A maioria dos corpos
chega de caminhão e é enterrada sem o ritual de lavagem que o islamismo dita,
explicou.
Mortes provocadas
pela Covid-19 têm sido registradas como ataques cardíacos ou infecções
pulmonares, disse o funcionário de um hospital de Kashan, cidade localizada a
cerca de três horas de carro de Teerã, à Reuters.
"As autoridades
estão mentindo a respeito do total de mortos", afirmou.
Risco de infecção
Em vários países,
levas de infecções surgiram depois de funerais. Na Coreia do Sul, onde mais de
90 pessoas morreram, o governo exortou as famílias de vítimas da Covid-19 a
cremarem seus entes queridos primeiro e realizarem os funerais mais tarde.
Os funerais coreanos
costuma acontecer nos hospitais e envolvem três dias de orações e banquetes.
Desde o surgimento
do surto, o número de participantes de funerais despencou 90%,
independentemente de o falecido ter o vírus ou não, disse Choi
Min-ho, secretário-geral da Associação Coreana de Funerais.
As autoridades de
Wuhan, o epicentro da epidemia na China e o local da maioria das mortes,
identificou rapidamente o negócio dos funerais como uma fonte de transmissão em
potencial.
No final de
janeiro, a agência civil local ordenou que todos os funerais de vítimas
confirmadas do Covid-19 ficassem a cargo de uma única agência funerária do
distrito de Hankou. As cerimônias de luto, que normalmente são eventos sociais
agitados na China, foram limitadas, assim como todas as outras aglomerações
públicas.
No mês passado, um
funcionário de uma agência funerária de Hankou que só se identificou com Huang
escreveu um ensaio que circulou nas redes sociais. Ele disse que seus colegas
de profissão estão tão sobrecarregados quanto os médicos da cidade, mas que
testemunharam menos reconhecimento.
Doença cruel
Também na Espanha
uma grande leva de casos foi ligada a um funeral em Vitória, cidade do norte,
no final de fevereiro. Ao menos 60 pessoas que estiveram presentes foram
diagnosticadas após o evento, segundo reportagens da mídia local.
Com mais de 600
mortes, a Espanha é o segundo país mais assolado da Europa, só ficando atrás da
Itália, e agora a maioria das pessoas está isolada em casa.
Referindo-se a estas
restrições, o primeiro-ministro espanhol, Pedro Sánchez, classificou o
coronavírus como uma doença "cruel" que paralisa a necessidade humana
de socialização
Na Irlanda, por
enquanto ainda se permite até 100 convidados em todos os funerais, mas a
maioria das famílias está optando por pequenas cerimônias particulares e
incentivando outros a expressarem seus pêsames pela internet em sites como o
RIP.ie, onde obituários e convites a funerais costumam ser publicados.

**INSTRUÇÕES:**
**A)** Liste, na ordem em que aparecem, todos os países citados pelo nome no trecho sobre funerais e Covid-19.
**B)** Reescreva tudo desde "A maioria dos" até "Teerã, à Reuters." no trecho sobre funerais e Covid-19, trocando "caminhão" por "caminhonete".
As linhas a seguir não têm relação com o trecho.

**DADOS FORNECIDOS:**
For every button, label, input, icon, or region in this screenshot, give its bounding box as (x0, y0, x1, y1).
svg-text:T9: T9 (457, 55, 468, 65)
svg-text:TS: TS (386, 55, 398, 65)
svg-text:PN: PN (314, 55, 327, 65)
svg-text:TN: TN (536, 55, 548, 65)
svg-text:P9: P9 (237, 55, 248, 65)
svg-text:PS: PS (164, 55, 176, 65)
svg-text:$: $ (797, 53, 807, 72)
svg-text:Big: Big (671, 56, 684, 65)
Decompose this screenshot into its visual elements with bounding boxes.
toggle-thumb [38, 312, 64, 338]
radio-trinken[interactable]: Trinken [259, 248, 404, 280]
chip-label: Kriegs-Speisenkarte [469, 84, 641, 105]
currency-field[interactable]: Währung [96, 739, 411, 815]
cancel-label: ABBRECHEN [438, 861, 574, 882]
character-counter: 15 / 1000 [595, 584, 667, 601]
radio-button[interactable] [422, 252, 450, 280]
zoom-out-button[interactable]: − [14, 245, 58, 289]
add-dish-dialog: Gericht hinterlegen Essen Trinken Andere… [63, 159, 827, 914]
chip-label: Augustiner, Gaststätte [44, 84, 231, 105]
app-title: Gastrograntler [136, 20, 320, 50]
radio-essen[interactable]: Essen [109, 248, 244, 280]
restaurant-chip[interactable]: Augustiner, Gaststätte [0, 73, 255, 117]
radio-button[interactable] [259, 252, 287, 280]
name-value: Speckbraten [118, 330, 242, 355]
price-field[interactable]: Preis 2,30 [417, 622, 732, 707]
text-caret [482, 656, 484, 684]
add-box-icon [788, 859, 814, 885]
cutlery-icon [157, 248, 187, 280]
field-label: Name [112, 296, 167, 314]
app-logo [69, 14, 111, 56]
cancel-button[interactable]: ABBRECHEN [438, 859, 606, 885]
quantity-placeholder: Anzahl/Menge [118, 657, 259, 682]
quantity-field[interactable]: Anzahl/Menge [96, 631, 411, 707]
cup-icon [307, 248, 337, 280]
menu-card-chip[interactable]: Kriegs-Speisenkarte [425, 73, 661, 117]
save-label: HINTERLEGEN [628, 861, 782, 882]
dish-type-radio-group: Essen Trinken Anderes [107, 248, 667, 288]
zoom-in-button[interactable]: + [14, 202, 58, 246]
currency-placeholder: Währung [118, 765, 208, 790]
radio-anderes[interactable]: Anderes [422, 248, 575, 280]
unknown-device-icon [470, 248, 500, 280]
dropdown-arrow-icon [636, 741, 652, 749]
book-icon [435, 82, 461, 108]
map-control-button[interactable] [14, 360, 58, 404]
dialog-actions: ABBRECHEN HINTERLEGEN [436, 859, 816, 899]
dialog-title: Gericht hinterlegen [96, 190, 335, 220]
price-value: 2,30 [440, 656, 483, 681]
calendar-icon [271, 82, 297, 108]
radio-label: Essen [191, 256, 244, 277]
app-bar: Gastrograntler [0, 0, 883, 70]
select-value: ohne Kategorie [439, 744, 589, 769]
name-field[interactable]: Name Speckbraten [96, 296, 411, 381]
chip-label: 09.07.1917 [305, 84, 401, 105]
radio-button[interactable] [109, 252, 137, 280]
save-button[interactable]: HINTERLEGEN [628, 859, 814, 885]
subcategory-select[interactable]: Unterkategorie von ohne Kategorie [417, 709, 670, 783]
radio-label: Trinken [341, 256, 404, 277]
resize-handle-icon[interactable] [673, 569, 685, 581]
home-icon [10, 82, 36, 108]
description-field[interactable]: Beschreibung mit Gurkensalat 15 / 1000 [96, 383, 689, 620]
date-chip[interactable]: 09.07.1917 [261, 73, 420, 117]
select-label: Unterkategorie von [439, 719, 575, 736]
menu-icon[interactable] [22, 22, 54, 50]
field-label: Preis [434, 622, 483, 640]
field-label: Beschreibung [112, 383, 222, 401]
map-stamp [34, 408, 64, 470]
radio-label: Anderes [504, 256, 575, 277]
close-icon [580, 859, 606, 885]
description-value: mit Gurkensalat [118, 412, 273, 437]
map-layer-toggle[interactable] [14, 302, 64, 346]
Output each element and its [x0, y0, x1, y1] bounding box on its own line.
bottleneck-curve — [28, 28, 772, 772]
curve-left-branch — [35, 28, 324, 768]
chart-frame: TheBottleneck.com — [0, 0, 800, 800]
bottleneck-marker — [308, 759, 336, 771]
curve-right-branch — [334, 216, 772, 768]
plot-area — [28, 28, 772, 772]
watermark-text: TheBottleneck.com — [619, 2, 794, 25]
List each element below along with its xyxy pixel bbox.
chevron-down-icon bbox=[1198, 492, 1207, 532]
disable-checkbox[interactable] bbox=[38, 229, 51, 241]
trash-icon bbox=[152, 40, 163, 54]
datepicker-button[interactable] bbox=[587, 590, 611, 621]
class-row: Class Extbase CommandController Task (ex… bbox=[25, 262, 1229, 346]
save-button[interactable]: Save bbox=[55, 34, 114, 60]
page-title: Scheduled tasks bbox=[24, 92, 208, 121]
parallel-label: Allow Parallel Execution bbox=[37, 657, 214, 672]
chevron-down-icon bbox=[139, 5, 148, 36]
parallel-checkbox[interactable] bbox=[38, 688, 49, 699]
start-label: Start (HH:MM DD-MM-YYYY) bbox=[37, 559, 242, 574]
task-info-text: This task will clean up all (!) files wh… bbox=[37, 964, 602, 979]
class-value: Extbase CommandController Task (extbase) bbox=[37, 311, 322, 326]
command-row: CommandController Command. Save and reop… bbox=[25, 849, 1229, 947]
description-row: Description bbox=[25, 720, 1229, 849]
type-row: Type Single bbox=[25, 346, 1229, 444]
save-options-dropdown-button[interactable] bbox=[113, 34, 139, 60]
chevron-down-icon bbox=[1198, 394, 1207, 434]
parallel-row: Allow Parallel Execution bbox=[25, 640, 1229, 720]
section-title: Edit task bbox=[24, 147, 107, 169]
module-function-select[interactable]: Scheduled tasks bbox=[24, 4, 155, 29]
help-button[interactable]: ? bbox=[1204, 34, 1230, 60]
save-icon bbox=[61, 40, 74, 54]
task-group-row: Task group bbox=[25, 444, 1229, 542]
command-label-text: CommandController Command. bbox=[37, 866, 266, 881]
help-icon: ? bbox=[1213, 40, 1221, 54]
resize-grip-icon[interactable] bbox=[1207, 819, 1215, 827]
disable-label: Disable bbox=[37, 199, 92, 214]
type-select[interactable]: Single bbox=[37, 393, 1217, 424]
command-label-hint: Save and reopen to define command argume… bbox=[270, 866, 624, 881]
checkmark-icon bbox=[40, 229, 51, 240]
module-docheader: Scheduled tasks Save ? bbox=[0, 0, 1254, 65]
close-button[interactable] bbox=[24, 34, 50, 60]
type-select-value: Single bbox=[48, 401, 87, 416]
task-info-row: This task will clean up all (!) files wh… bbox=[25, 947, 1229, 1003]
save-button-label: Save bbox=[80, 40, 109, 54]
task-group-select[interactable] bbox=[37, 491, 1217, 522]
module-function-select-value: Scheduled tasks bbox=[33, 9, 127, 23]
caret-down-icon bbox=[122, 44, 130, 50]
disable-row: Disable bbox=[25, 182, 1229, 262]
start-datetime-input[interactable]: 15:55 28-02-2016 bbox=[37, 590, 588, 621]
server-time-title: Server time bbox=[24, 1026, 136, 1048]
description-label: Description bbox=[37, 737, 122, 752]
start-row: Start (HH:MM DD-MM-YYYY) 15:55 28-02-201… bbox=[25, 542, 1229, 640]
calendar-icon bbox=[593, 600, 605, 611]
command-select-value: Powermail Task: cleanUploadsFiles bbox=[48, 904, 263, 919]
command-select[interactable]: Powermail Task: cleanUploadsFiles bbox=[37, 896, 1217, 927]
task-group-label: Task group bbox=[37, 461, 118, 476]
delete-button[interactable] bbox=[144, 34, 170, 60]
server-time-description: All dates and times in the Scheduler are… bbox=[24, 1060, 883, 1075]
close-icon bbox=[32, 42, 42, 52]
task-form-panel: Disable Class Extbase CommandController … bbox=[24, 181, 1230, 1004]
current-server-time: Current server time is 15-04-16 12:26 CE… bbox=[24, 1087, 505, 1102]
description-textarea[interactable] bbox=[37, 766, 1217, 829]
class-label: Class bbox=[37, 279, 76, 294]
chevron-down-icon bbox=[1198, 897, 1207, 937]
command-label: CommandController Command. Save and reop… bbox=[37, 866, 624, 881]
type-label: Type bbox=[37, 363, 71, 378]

**RESPOSTAS EM ORDEM:**
**A)** Coreia do Sul, China, Espanha, Itália, Irlanda

**B)**
A maioria dos corpos
chega de caminhonete e é enterrada sem o ritual de lavagem que o islamismo dita,
explicou.
Mortes provocadas
pela Covid-19 têm sido registradas como ataques cardíacos ou infecções
pulmonares, disse o funcionário de um hospital de Kashan, cidade localizada a
cerca de três horas de carro de Teerã, à Reuters.